--- Text shown ---

OCI BadgeDepartment of Justice
U.S. Attorney’s Office
Southern District of Illinois

FOR IMMEDIATE RELEASE
Wednesday, July 17, 2019

The U.S. Attorney for the Southern District of Illinois Prosecutes Dark Web Drug Distributor

Earlier today, Brandon Arias pleaded guilty in the United States District Court for the Southern District of Illinois to conspiring to distribute fentanyl throughout the United States via the “dark web.” As part of his plea, the 34-year old from San Diego, California admitted that he was one of two individuals known on the dark web as “The Drug Llama,” and that he knowingly distributed misbranded fentanyl pills throughout the United States from October 2016 to August 2018.

Fentanyl is a highly addictive and oftentimes lethal opioid painkiller.

In January 2019, a federal grand jury in the Southern District of Illinois returned a superseding indictment charging Arias and his co-defendant, Melissa Scanlan, with conspiracy to distribute fentanyl, illegally distributing fentanyl (5 counts), selling counterfeit drugs, and misbranding drugs. Arias was arrested in San Diego and made his initial appearance in the Southern District of Illinois on March 12. At the time, he entered a not guilty plea and was ordered held without bond pending trial.

--- Data extract ---

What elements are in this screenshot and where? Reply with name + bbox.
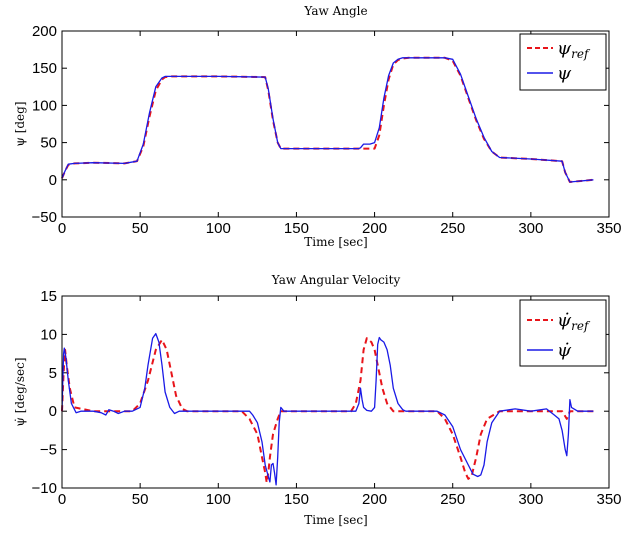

---

▶ Problem to solve
Can you switch "opioid painkiller" to "opioid analgesic" and write out everything in the press release from "Earlier today, Brandon" down to "lethal opioid painkiller."? The material has no connection to the press release.

▶ Response for this exercise
Earlier today, Brandon Arias pleaded guilty in the United States District Court for the Southern District of Illinois to conspiring to distribute fentanyl throughout the United States via the “dark web.” As part of his plea, the 34-year old from San Diego, California admitted that he was one of two individuals known on the dark web as “The Drug Llama,” and that he knowingly distributed misbranded fentanyl pills throughout the United States from October 2016 to August 2018.

Fentanyl is a highly addictive and oftentimes lethal opioid analgesic.